Set task >> Reproduce the records below line for line with no changes, leaving out the picture.

Listed entries >>

↓

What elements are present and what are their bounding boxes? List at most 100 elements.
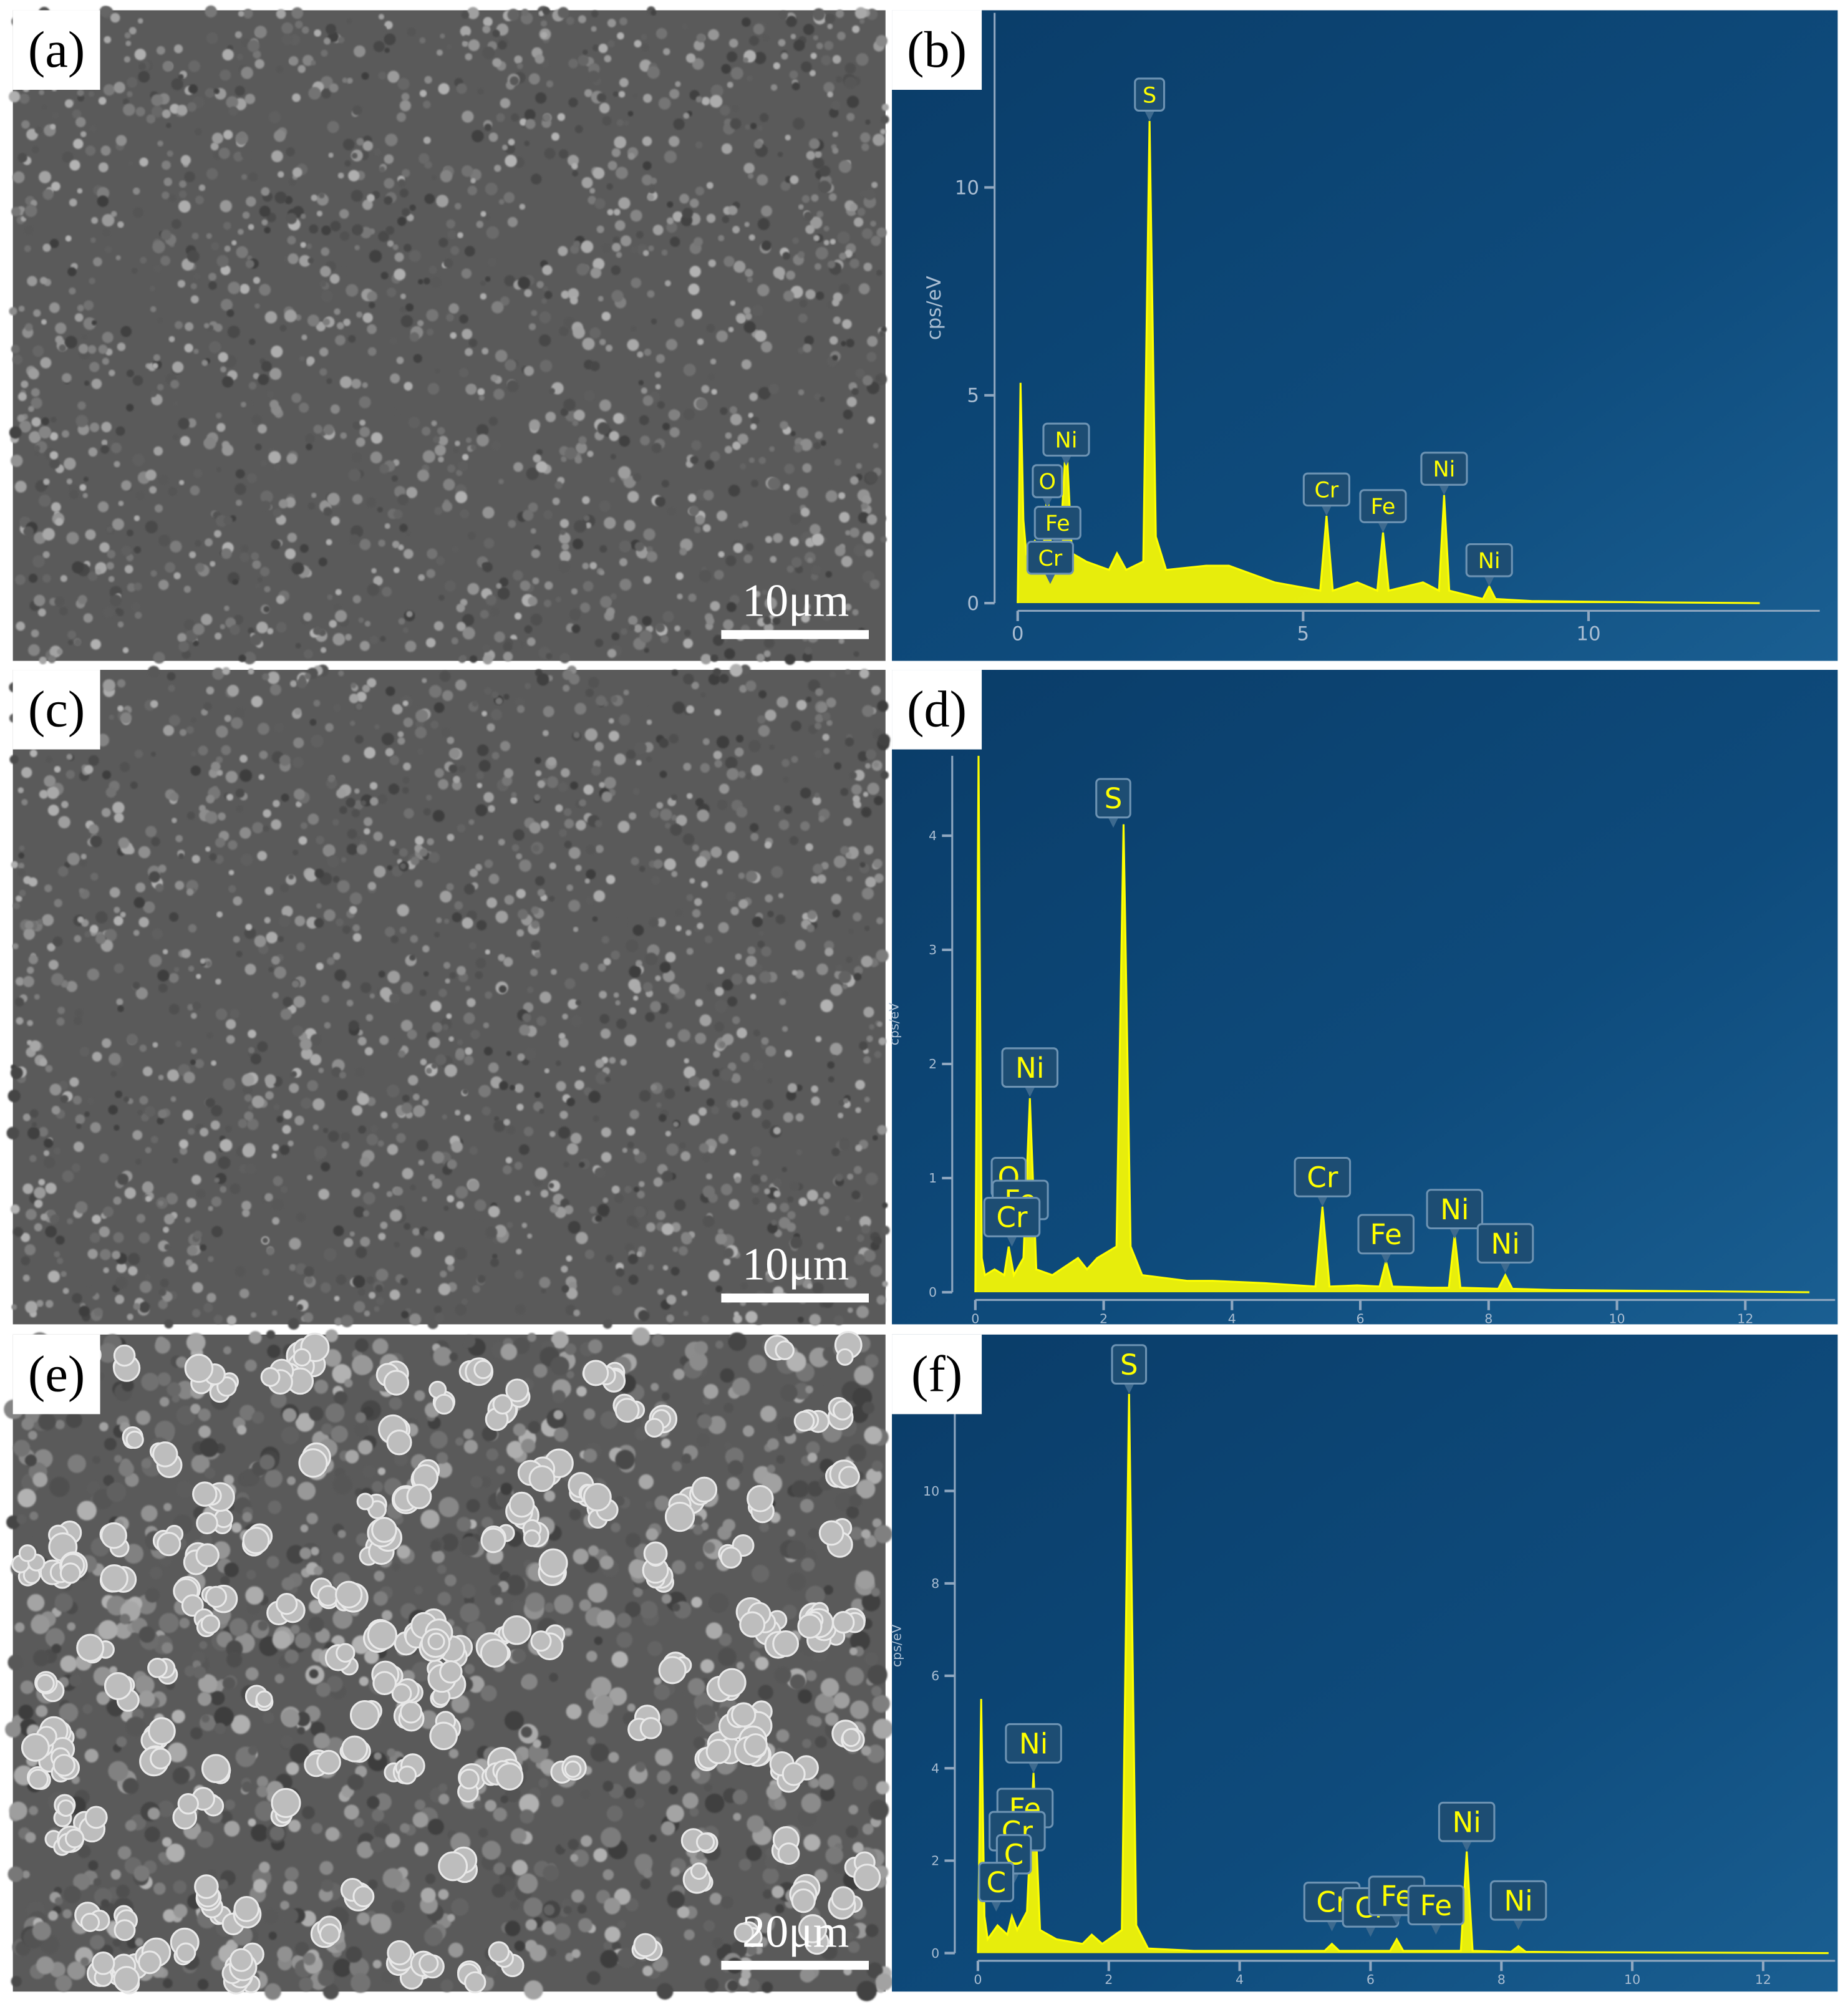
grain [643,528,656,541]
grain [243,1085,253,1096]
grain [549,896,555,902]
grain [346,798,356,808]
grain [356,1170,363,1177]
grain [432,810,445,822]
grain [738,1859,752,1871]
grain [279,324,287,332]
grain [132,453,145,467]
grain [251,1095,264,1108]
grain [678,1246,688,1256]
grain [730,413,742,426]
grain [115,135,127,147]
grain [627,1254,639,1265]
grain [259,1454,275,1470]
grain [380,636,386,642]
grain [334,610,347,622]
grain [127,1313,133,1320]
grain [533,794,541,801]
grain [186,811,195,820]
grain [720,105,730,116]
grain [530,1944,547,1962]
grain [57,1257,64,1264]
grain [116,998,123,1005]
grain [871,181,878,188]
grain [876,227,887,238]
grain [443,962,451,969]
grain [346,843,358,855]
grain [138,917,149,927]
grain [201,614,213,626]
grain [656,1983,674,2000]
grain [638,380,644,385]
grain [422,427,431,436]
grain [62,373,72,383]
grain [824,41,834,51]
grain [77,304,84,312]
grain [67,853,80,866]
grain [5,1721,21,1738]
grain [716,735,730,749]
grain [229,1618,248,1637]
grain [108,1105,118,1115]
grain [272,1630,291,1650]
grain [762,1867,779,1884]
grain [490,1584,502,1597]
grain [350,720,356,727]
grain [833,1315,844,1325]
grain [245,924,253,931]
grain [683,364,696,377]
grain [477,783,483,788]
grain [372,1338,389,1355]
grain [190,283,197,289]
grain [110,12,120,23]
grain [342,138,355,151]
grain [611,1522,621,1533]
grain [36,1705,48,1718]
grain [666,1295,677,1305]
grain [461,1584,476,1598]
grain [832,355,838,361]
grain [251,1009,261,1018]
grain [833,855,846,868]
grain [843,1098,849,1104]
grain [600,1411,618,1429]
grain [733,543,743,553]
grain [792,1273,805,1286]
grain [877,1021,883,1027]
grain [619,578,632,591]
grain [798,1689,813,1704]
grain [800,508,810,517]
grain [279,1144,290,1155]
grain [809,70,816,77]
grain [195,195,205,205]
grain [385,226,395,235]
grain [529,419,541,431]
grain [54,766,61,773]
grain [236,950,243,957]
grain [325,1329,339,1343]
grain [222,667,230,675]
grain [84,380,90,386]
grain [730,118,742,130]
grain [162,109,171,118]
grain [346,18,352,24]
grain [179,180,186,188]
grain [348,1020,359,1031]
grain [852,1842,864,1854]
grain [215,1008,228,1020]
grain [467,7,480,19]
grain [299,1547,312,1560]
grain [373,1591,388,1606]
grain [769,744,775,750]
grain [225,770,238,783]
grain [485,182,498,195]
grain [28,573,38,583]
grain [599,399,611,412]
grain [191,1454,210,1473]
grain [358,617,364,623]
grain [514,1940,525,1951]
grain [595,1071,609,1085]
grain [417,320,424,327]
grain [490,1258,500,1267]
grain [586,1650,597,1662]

↑

Answer to the exercise >>
What elements are present and what are their bounding boxes? List at most 100 elements.
grain [643,528,656,541]
grain [243,1085,253,1096]
grain [549,896,555,902]
grain [346,798,356,808]
grain [356,1170,363,1177]
grain [432,810,445,822]
grain [738,1859,752,1871]
grain [279,324,287,332]
grain [132,453,145,467]
grain [251,1095,264,1108]
grain [678,1246,688,1256]
grain [730,413,742,426]
grain [115,135,127,147]
grain [627,1254,639,1265]
grain [259,1454,275,1470]
grain [380,636,386,642]
grain [334,610,347,622]
grain [127,1313,133,1320]
grain [533,794,541,801]
grain [186,811,195,820]
grain [720,105,730,116]
grain [530,1944,547,1962]
grain [57,1257,64,1264]
grain [116,998,123,1005]
grain [871,181,878,188]
grain [876,227,887,238]
grain [443,962,451,969]
grain [346,843,358,855]
grain [138,917,149,927]
grain [201,614,213,626]
grain [656,1983,674,2000]
grain [638,380,644,385]
grain [422,427,431,436]
grain [62,373,72,383]
grain [824,41,834,51]
grain [77,304,84,312]
grain [67,853,80,866]
grain [5,1721,21,1738]
grain [716,735,730,749]
grain [229,1618,248,1637]
grain [108,1105,118,1115]
grain [272,1630,291,1650]
grain [762,1867,779,1884]
grain [490,1584,502,1597]
grain [350,720,356,727]
grain [833,1315,844,1325]
grain [245,924,253,931]
grain [683,364,696,377]
grain [477,783,483,788]
grain [372,1338,389,1355]
grain [190,283,197,289]
grain [110,12,120,23]
grain [342,138,355,151]
grain [611,1522,621,1533]
grain [36,1705,48,1718]
grain [666,1295,677,1305]
grain [461,1584,476,1598]
grain [832,355,838,361]
grain [251,1009,261,1018]
grain [833,855,846,868]
grain [843,1098,849,1104]
grain [600,1411,618,1429]
grain [733,543,743,553]
grain [792,1273,805,1286]
grain [877,1021,883,1027]
grain [619,578,632,591]
grain [798,1689,813,1704]
grain [800,508,810,517]
grain [279,1144,290,1155]
grain [809,70,816,77]
grain [195,195,205,205]
grain [385,226,395,235]
grain [529,419,541,431]
grain [54,766,61,773]
grain [236,950,243,957]
grain [325,1329,339,1343]
grain [222,667,230,675]
grain [84,380,90,386]
grain [730,118,742,130]
grain [162,109,171,118]
grain [346,18,352,24]
grain [179,180,186,188]
grain [348,1020,359,1031]
grain [852,1842,864,1854]
grain [215,1008,228,1020]
grain [467,7,480,19]
grain [299,1547,312,1560]
grain [373,1591,388,1606]
grain [769,744,775,750]
grain [225,770,238,783]
grain [485,182,498,195]
grain [28,573,38,583]
grain [599,399,611,412]
grain [191,1454,210,1473]
grain [358,617,364,623]
grain [514,1940,525,1951]
grain [595,1071,609,1085]
grain [417,320,424,327]
grain [490,1258,500,1267]
grain [586,1650,597,1662]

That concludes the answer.